:: Your instructions ::
Reproduce the listing below without changes, except that pictures are left out.

(Extracted records)
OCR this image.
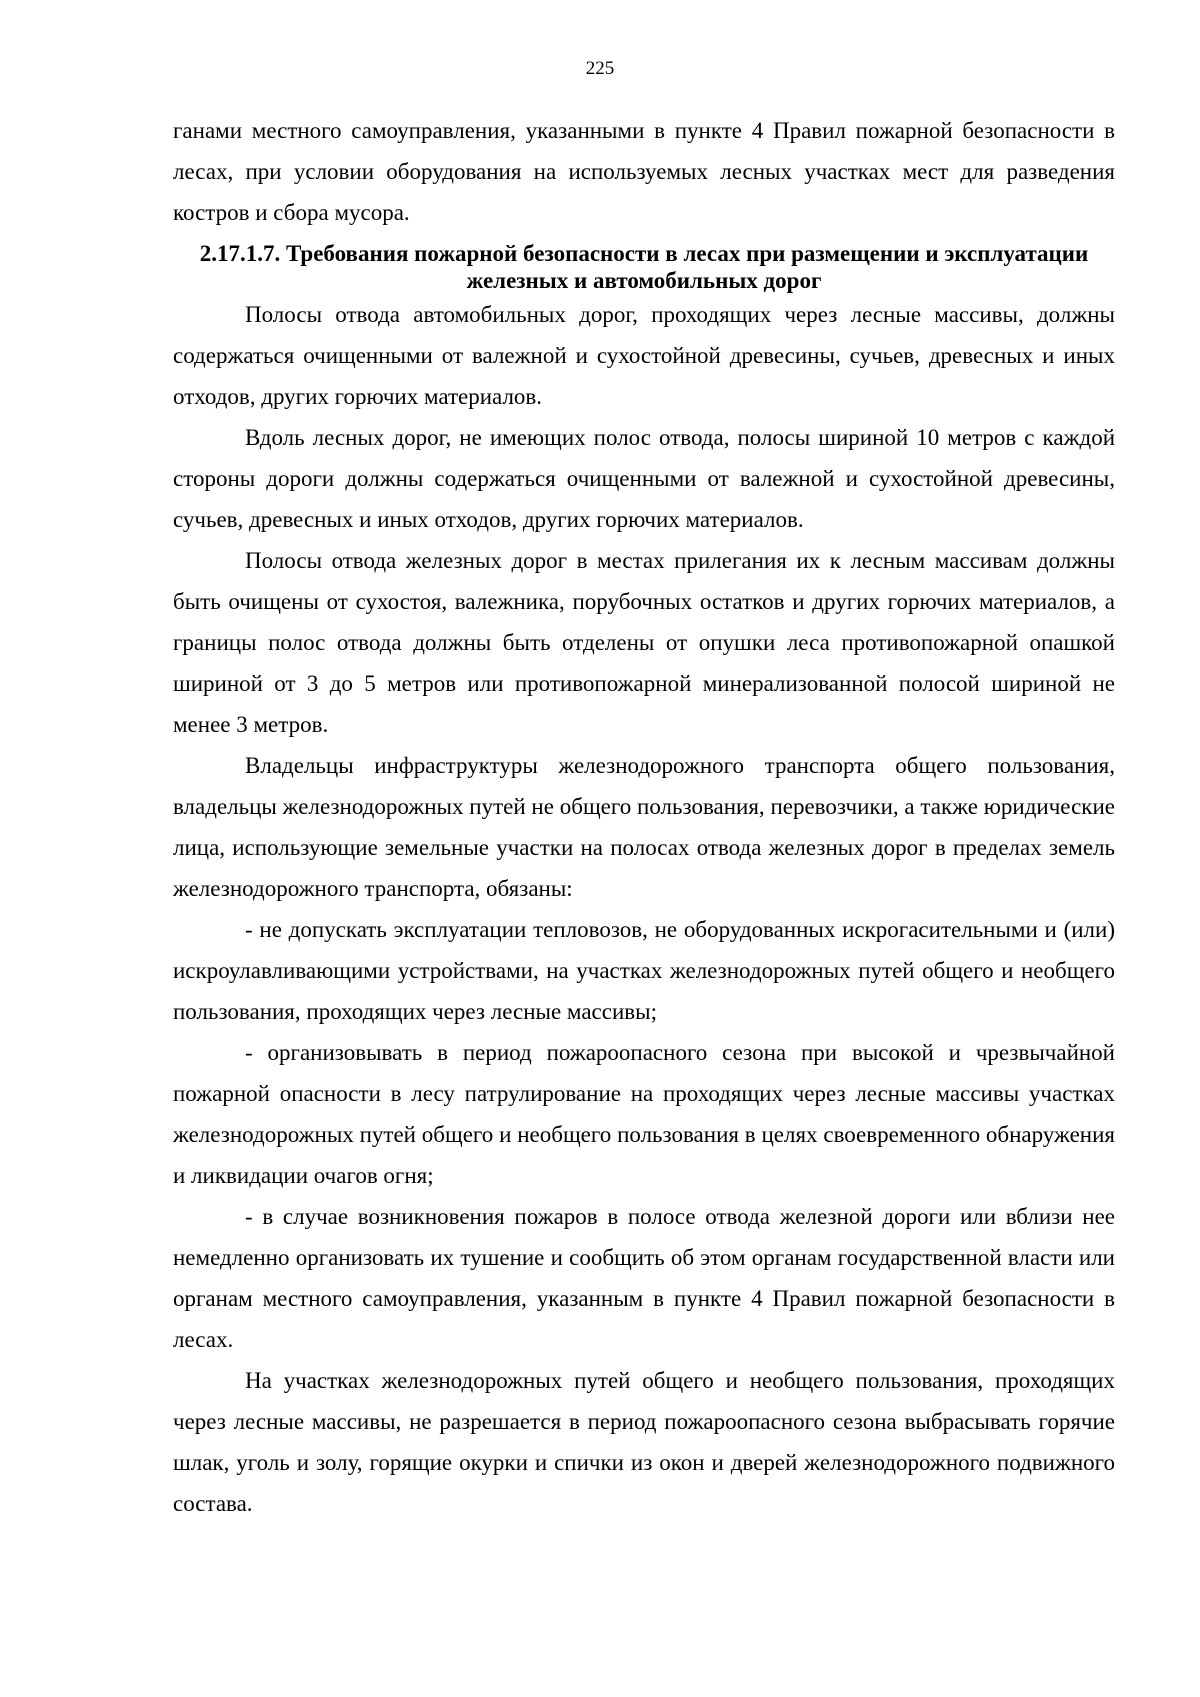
225

ганами местного самоуправления, указанными в пункте 4 Правил пожарной безопасности в лесах, при условии оборудования на используемых лесных участках мест для разведения костров и сбора мусора.

2.17.1.7. Требования пожарной безопасности в лесах при размещении и эксплуатации железных и автомобильных дорог

Полосы отвода автомобильных дорог, проходящих через лесные массивы, должны содержаться очищенными от валежной и сухостойной древесины, сучьев, древесных и иных отходов, других горючих материалов.

Вдоль лесных дорог, не имеющих полос отвода, полосы шириной 10 метров с каждой стороны дороги должны содержаться очищенными от валежной и сухостойной древесины, сучьев, древесных и иных отходов, других горючих материалов.

Полосы отвода железных дорог в местах прилегания их к лесным массивам должны быть очищены от сухостоя, валежника, порубочных остатков и других горючих материалов, а границы полос отвода должны быть отделены от опушки леса противопожарной опашкой шириной от 3 до 5 метров или противопожарной минерализованной полосой шириной не менее 3 метров.

Владельцы инфраструктуры железнодорожного транспорта общего пользования, владельцы железнодорожных путей не общего пользования, перевозчики, а также юридические лица, использующие земельные участки на полосах отвода железных дорог в пределах земель железнодорожного транспорта, обязаны:

- не допускать эксплуатации тепловозов, не оборудованных искрогасительными и (или) искроулавливающими устройствами, на участках железнодорожных путей общего и необщего пользования, проходящих через лесные массивы;

- организовывать в период пожароопасного сезона при высокой и чрезвычайной пожарной опасности в лесу патрулирование на проходящих через лесные массивы участках железнодорожных путей общего и необщего пользования в целях своевременного обнаружения и ликвидации очагов огня;

- в случае возникновения пожаров в полосе отвода железной дороги или вблизи нее немедленно организовать их тушение и сообщить об этом органам государственной власти или органам местного самоуправления, указанным в пункте 4 Правил пожарной безопасности в лесах.

На участках железнодорожных путей общего и необщего пользования, проходящих через лесные массивы, не разрешается в период пожароопасного сезона выбрасывать горячие шлак, уголь и золу, горящие окурки и спички из окон и дверей железнодорожного подвижного состава.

:: Written response ::
OCR this image.
225

ганами местного самоуправления, указанными в пункте 4 Правил пожарной безопасности в лесах, при условии оборудования на используемых лесных участках мест для разведения костров и сбора мусора.

2.17.1.7. Требования пожарной безопасности в лесах при размещении и эксплуатации железных и автомобильных дорог

Полосы отвода автомобильных дорог, проходящих через лесные массивы, должны содержаться очищенными от валежной и сухостойной древесины, сучьев, древесных и иных отходов, других горючих материалов.

Вдоль лесных дорог, не имеющих полос отвода, полосы шириной 10 метров с каждой стороны дороги должны содержаться очищенными от валежной и сухостойной древесины, сучьев, древесных и иных отходов, других горючих материалов.

Полосы отвода железных дорог в местах прилегания их к лесным массивам должны быть очищены от сухостоя, валежника, порубочных остатков и других горючих материалов, а границы полос отвода должны быть отделены от опушки леса противопожарной опашкой шириной от 3 до 5 метров или противопожарной минерализованной полосой шириной не менее 3 метров.

Владельцы инфраструктуры железнодорожного транспорта общего пользования, владельцы железнодорожных путей не общего пользования, перевозчики, а также юридические лица, использующие земельные участки на полосах отвода железных дорог в пределах земель железнодорожного транспорта, обязаны:

- не допускать эксплуатации тепловозов, не оборудованных искрогасительными и (или) искроулавливающими устройствами, на участках железнодорожных путей общего и необщего пользования, проходящих через лесные массивы;

- организовывать в период пожароопасного сезона при высокой и чрезвычайной пожарной опасности в лесу патрулирование на проходящих через лесные массивы участках железнодорожных путей общего и необщего пользования в целях своевременного обнаружения и ликвидации очагов огня;

- в случае возникновения пожаров в полосе отвода железной дороги или вблизи нее немедленно организовать их тушение и сообщить об этом органам государственной власти или органам местного самоуправления, указанным в пункте 4 Правил пожарной безопасности в лесах.

На участках железнодорожных путей общего и необщего пользования, проходящих через лесные массивы, не разрешается в период пожароопасного сезона выбрасывать горячие шлак, уголь и золу, горящие окурки и спички из окон и дверей железнодорожного подвижного состава.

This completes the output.